Objective
Find the string "menus" in the data, then copy every line where it is found.

__________

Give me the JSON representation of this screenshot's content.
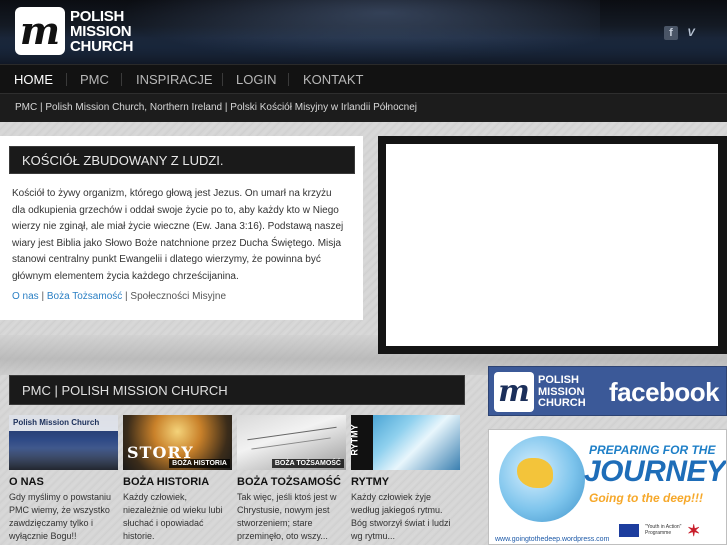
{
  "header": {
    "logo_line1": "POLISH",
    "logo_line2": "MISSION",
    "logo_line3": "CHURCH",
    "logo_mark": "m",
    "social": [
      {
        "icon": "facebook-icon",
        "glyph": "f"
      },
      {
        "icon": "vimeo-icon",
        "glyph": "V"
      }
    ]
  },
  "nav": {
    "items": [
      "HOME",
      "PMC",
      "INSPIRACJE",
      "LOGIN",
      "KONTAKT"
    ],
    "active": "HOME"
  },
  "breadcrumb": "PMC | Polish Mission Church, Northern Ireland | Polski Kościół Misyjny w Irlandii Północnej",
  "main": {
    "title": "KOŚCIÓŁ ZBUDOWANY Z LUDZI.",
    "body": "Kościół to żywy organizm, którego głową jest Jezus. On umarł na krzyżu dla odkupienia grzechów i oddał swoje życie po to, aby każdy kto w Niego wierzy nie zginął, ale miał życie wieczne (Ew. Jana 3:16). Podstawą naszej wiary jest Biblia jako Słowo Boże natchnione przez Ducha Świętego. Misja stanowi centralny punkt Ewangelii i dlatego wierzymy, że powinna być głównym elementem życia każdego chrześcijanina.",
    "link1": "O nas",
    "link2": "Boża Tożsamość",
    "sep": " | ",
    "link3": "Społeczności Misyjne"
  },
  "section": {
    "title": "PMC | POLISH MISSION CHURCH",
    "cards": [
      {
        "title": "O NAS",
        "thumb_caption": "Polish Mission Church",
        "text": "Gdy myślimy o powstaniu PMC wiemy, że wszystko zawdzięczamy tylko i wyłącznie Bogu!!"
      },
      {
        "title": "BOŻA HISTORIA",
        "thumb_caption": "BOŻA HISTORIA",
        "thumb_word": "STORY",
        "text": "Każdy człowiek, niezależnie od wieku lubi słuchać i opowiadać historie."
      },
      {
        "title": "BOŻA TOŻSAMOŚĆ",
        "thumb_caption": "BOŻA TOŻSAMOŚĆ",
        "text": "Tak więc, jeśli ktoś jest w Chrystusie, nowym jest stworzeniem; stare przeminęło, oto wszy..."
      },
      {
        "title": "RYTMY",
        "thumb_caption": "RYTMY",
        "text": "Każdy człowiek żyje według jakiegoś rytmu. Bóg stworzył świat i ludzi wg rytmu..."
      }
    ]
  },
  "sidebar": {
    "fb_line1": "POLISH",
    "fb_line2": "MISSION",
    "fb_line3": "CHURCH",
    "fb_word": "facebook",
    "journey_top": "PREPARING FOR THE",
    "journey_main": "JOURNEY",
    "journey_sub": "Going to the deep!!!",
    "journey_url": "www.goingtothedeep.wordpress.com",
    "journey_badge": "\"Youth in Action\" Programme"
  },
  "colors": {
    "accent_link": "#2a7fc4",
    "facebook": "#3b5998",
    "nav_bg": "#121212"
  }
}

__________

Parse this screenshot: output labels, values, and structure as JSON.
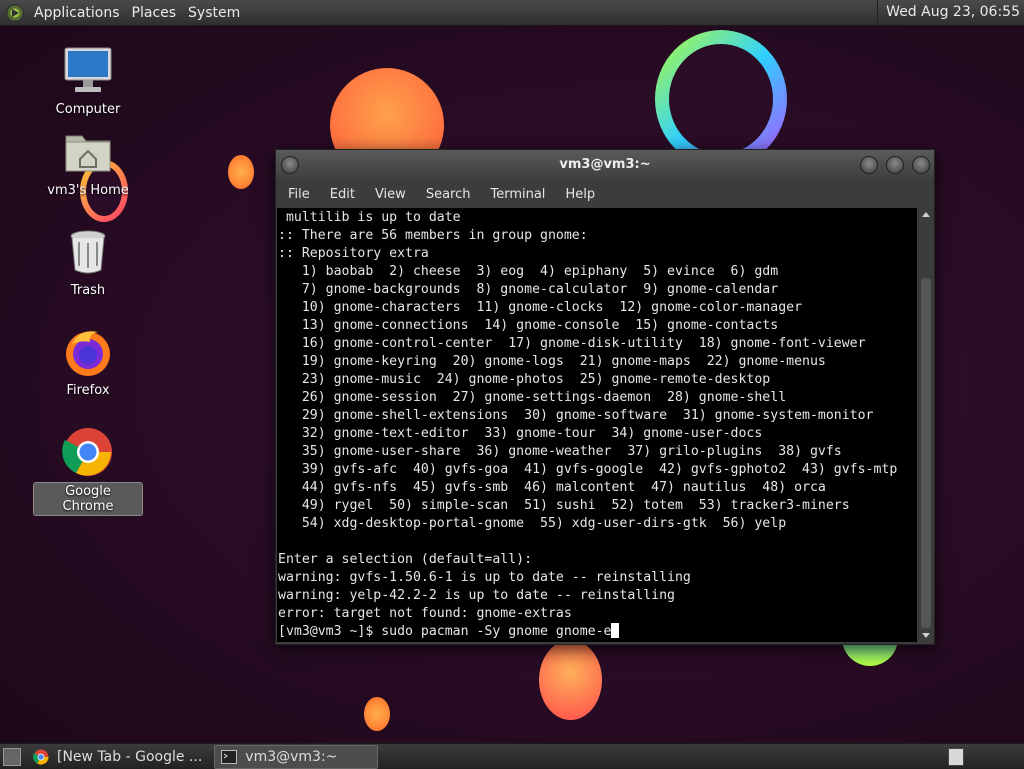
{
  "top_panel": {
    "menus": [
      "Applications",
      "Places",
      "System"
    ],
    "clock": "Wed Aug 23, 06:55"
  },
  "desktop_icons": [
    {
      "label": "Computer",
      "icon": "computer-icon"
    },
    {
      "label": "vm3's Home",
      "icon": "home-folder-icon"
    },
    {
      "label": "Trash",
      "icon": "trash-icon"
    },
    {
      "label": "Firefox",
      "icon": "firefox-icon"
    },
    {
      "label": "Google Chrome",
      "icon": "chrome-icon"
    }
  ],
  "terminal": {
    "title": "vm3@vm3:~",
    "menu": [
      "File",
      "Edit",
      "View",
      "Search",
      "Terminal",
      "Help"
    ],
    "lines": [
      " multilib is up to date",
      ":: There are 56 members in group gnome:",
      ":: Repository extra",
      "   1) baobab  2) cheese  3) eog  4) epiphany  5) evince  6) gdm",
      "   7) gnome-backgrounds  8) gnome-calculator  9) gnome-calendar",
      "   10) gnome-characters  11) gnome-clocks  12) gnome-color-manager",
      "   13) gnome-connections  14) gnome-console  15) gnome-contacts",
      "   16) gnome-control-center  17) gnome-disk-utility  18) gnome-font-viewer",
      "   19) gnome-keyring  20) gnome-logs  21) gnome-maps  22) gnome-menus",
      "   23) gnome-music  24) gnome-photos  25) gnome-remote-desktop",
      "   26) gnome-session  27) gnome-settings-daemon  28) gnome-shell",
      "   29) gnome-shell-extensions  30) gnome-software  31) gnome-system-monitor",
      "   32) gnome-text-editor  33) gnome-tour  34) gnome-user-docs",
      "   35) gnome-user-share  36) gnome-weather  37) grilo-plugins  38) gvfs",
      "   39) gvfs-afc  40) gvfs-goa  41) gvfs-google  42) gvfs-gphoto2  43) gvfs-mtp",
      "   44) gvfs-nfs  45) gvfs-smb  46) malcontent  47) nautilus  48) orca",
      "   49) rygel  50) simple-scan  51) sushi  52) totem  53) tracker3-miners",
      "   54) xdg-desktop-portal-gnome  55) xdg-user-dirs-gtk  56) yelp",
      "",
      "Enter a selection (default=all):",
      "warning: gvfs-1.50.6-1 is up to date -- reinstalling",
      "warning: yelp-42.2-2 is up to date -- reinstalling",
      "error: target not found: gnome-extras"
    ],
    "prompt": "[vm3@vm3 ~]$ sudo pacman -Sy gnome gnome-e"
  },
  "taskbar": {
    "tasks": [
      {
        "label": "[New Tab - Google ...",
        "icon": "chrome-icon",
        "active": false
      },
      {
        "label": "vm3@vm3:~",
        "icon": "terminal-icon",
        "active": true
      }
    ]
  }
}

__________

Completed task
    "menus": [
      "   19) gnome-keyring  20) gnome-logs  21) gnome-maps  22) gnome-menus",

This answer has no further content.